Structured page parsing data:
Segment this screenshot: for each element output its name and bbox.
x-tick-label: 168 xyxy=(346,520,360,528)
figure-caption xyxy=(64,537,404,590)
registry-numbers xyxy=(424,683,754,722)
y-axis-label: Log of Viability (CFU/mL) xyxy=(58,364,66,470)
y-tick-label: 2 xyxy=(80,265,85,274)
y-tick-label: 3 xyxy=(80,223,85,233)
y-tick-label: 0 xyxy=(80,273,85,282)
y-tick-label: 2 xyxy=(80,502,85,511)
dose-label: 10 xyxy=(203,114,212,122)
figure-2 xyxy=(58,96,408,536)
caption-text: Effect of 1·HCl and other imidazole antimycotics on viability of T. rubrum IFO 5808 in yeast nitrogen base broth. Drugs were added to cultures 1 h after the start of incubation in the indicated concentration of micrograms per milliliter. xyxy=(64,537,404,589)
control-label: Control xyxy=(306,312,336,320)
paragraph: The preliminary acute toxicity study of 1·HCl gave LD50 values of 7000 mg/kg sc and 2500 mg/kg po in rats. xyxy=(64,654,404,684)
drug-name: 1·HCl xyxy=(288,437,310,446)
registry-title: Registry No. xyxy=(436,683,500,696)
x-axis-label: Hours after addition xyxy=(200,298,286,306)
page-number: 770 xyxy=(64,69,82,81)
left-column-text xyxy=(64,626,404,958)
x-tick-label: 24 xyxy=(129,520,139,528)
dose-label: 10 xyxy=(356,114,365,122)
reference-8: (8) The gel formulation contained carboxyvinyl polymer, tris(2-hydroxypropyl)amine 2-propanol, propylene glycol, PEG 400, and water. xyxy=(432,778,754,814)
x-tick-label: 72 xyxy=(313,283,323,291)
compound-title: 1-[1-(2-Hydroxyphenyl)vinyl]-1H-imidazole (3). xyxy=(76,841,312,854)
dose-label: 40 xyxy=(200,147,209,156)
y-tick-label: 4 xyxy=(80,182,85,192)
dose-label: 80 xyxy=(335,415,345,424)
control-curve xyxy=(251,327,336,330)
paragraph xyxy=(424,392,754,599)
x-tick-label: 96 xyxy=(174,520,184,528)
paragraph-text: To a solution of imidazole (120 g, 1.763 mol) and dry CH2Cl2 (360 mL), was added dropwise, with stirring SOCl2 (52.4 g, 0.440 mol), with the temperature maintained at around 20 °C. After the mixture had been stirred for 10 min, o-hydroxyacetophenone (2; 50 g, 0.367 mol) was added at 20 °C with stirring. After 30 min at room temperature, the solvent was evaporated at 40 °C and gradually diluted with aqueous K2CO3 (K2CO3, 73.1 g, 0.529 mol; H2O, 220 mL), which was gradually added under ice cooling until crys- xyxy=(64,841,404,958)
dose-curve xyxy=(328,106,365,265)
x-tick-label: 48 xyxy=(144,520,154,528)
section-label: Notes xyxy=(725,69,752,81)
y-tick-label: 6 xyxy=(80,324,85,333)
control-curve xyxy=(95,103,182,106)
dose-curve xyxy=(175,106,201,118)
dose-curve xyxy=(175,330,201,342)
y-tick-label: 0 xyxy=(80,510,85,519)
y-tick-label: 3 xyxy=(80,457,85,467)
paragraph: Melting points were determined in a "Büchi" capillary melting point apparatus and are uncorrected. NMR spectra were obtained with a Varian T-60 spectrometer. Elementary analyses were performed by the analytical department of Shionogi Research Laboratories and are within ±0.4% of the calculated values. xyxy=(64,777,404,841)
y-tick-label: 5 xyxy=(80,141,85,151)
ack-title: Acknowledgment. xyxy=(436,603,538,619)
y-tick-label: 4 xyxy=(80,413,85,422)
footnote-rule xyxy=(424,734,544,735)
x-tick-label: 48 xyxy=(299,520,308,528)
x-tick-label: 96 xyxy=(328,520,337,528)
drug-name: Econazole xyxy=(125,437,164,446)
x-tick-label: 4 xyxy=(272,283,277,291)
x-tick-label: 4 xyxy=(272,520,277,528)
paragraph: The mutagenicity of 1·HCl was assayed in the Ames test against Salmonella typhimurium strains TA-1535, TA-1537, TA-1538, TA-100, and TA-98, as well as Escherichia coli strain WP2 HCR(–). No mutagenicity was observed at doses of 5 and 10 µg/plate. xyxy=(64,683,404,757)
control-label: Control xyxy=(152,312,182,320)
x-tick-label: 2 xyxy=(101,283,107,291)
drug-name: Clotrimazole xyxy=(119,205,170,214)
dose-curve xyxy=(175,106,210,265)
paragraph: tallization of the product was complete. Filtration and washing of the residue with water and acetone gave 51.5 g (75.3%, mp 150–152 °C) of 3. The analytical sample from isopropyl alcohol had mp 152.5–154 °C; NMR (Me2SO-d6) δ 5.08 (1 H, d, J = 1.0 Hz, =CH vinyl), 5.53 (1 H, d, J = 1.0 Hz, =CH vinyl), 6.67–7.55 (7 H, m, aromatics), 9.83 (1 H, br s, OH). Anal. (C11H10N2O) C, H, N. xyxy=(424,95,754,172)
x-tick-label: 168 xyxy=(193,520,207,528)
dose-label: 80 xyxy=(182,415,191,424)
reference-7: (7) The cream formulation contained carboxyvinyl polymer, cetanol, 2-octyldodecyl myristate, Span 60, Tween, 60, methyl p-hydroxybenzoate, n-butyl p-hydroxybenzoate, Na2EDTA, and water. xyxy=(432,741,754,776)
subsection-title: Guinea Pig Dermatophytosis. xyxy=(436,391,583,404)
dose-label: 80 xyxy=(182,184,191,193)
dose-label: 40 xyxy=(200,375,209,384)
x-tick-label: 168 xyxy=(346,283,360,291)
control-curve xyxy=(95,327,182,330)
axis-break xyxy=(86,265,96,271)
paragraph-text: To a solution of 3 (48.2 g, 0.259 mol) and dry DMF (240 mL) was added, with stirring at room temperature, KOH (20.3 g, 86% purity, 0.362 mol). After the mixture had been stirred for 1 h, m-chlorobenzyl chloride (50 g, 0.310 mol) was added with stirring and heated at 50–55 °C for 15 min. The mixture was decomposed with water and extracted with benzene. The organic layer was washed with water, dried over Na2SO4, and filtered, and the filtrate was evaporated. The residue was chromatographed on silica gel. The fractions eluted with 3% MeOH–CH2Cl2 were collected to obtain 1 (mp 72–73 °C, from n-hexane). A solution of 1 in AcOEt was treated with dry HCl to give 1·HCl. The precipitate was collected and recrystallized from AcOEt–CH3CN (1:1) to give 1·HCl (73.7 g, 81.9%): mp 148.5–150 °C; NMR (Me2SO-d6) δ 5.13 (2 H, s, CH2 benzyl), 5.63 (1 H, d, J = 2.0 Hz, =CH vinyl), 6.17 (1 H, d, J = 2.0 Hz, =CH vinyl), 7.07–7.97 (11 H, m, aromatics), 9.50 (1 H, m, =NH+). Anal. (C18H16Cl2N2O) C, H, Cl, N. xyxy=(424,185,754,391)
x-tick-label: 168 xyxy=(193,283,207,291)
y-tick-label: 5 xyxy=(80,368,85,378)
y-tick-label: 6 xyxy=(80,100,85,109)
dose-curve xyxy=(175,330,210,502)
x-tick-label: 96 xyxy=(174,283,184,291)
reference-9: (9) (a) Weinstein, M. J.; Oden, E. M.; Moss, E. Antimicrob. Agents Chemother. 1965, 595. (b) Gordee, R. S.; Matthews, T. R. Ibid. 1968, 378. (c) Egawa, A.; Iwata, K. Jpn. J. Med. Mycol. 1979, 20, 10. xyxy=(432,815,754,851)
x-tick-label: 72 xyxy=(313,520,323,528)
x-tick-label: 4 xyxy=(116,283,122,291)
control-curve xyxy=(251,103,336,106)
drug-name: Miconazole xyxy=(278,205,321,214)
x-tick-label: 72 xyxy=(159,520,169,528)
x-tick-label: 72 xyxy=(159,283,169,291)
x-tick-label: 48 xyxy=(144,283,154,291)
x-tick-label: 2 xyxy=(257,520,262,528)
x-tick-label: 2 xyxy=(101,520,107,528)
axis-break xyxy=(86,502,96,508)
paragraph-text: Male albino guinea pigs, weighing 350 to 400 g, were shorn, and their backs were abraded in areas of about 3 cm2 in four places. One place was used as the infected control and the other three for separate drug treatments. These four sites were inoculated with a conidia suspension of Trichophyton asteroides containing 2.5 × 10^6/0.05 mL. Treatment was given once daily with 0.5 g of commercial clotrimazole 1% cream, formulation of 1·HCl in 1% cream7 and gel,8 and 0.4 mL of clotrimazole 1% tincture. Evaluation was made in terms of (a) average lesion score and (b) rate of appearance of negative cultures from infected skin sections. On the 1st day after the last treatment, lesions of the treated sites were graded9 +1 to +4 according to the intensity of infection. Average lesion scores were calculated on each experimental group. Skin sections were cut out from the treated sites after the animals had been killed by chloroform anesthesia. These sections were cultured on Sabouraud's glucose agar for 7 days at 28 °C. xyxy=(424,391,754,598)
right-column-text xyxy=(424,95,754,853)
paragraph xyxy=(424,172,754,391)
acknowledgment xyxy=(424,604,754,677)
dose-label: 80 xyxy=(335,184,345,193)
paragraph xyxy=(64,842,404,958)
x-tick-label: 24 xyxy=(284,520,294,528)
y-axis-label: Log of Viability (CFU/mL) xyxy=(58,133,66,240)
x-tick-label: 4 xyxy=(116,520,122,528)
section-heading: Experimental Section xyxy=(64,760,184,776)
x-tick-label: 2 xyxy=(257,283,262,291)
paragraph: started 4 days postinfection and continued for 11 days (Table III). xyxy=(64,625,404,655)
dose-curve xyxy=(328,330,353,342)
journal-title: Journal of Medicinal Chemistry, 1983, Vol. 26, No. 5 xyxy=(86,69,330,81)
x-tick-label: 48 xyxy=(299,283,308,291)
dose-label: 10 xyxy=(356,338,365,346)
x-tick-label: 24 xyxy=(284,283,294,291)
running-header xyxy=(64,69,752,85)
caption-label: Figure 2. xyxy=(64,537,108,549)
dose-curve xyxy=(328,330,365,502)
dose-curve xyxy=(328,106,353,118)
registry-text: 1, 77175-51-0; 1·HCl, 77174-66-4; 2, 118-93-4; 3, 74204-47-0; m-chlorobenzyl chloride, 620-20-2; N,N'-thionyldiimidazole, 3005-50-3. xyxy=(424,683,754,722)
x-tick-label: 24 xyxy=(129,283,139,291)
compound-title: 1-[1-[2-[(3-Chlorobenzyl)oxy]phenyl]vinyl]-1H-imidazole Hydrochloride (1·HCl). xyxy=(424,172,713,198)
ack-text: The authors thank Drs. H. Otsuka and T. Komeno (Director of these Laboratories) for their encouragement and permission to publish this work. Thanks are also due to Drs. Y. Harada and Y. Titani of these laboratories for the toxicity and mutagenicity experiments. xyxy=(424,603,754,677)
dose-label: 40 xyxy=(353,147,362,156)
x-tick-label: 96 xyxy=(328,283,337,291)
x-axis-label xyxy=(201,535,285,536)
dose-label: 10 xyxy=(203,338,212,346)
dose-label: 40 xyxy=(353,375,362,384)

◆ Task prompt
All lines of the records containing "curve" should be shown.

◆ Answer space
control-curve xyxy=(251,327,336,330)
dose-curve xyxy=(328,106,365,265)
control-curve xyxy=(95,103,182,106)
dose-curve xyxy=(175,106,201,118)
dose-curve xyxy=(175,330,201,342)
dose-curve xyxy=(175,106,210,265)
control-curve xyxy=(95,327,182,330)
dose-curve xyxy=(175,330,210,502)
control-curve xyxy=(251,103,336,106)
dose-curve xyxy=(328,330,353,342)
dose-curve xyxy=(328,330,365,502)
dose-curve xyxy=(328,106,353,118)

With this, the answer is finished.